* BEGIN Records for this task *

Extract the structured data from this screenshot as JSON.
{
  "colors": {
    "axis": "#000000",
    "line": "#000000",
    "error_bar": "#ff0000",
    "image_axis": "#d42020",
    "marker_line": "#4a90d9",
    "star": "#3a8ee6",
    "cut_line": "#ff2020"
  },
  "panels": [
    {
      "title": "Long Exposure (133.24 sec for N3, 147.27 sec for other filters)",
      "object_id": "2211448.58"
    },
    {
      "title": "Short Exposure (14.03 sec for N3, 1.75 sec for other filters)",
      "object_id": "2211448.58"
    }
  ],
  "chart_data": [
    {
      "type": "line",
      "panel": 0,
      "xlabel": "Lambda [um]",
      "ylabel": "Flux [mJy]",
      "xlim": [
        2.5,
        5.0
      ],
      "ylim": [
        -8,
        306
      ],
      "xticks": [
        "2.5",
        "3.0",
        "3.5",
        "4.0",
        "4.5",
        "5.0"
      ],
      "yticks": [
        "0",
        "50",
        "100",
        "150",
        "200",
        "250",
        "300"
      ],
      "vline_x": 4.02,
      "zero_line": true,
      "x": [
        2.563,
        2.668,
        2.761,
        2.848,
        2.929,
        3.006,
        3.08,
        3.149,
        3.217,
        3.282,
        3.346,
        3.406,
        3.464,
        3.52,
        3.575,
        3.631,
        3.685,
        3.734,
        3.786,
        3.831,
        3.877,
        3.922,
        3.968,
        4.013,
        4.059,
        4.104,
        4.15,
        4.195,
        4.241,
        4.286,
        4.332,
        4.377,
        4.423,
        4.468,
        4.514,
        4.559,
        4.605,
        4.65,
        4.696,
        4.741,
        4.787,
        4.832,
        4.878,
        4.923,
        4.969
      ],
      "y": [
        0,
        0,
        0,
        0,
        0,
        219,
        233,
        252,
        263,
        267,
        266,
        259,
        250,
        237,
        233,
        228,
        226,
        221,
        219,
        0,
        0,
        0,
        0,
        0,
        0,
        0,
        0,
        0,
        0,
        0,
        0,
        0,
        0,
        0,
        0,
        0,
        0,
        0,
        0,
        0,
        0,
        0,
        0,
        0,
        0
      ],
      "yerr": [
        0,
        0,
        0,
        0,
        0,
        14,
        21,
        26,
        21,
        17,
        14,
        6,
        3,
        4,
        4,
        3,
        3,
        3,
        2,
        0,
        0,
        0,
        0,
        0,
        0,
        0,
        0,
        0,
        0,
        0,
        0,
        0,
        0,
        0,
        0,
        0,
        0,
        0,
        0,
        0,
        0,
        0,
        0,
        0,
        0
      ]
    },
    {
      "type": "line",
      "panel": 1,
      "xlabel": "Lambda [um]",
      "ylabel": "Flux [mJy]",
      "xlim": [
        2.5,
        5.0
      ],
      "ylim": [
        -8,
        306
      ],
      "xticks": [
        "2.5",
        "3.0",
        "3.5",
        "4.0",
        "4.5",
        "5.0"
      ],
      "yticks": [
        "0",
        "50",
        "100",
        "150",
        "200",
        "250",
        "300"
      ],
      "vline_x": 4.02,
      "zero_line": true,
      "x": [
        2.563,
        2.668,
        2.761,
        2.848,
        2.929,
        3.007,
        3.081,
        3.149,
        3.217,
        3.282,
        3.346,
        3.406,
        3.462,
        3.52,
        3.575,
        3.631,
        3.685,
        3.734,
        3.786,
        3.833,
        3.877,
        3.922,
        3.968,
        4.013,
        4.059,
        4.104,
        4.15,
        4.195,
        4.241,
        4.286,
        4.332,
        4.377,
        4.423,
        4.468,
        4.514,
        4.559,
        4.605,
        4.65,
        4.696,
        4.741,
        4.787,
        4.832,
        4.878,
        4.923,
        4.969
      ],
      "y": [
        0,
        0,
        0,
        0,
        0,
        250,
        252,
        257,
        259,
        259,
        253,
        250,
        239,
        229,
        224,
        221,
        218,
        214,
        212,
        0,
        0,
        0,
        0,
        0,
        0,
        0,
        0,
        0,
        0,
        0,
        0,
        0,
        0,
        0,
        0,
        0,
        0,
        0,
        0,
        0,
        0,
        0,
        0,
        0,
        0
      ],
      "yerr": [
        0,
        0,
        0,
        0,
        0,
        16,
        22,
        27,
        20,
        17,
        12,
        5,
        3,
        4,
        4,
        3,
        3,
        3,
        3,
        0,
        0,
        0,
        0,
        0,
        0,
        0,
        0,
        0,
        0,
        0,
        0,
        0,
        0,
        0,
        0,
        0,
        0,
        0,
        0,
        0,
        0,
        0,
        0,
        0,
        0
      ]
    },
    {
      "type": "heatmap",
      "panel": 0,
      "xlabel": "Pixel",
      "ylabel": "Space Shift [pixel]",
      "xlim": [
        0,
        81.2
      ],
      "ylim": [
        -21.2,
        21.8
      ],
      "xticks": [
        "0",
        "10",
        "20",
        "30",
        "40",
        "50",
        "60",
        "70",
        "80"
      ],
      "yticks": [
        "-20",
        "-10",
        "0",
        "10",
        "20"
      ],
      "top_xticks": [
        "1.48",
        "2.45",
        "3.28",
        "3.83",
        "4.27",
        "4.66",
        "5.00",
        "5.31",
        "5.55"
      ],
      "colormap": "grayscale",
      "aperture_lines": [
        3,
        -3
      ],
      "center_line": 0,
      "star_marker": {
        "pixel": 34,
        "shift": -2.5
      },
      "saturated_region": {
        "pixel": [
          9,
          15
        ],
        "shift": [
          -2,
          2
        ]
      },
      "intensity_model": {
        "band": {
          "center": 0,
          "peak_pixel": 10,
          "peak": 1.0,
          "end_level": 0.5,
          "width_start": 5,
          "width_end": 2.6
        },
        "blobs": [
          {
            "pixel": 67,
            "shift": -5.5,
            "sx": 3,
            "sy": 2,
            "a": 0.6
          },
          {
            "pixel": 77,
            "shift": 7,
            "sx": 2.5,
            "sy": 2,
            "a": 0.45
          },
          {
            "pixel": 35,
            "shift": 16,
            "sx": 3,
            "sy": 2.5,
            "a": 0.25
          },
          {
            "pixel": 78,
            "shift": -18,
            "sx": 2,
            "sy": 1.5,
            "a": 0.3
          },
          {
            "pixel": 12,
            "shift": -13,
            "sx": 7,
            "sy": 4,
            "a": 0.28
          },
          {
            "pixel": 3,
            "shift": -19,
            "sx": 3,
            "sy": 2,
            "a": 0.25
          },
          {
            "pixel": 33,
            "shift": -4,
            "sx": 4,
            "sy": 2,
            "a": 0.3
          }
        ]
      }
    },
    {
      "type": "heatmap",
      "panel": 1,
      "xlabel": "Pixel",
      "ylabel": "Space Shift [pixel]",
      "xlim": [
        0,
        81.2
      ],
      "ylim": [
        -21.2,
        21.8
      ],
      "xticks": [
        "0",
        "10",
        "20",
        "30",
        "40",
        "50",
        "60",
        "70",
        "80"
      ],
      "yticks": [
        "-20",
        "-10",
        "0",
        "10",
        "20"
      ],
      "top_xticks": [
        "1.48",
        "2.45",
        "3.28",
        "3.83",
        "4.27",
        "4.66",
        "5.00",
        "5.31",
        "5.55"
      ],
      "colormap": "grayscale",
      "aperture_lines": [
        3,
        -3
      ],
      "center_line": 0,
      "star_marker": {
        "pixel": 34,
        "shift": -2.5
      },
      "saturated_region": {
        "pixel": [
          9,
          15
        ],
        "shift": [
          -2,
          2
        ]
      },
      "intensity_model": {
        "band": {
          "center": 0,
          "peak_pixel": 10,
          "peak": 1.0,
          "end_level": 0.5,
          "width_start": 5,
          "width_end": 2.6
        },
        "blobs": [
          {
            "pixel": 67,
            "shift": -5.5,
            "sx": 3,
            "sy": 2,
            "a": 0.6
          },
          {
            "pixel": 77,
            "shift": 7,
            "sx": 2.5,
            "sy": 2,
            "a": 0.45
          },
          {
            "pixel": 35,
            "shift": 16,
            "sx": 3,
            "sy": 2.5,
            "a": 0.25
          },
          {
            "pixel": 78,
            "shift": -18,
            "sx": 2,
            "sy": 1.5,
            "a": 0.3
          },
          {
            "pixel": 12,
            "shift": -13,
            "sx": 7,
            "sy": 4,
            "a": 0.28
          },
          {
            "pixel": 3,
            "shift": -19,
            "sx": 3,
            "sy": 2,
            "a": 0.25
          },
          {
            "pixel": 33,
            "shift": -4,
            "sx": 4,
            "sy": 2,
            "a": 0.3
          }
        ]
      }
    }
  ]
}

* END Records for this task *

* **Written exercise**
Pick out each line above that includes "other" and show it.

* **Right answer**
      "title": "Long Exposure (133.24 sec for N3, 147.27 sec for other filters)",
      "title": "Short Exposure (14.03 sec for N3, 1.75 sec for other filters)",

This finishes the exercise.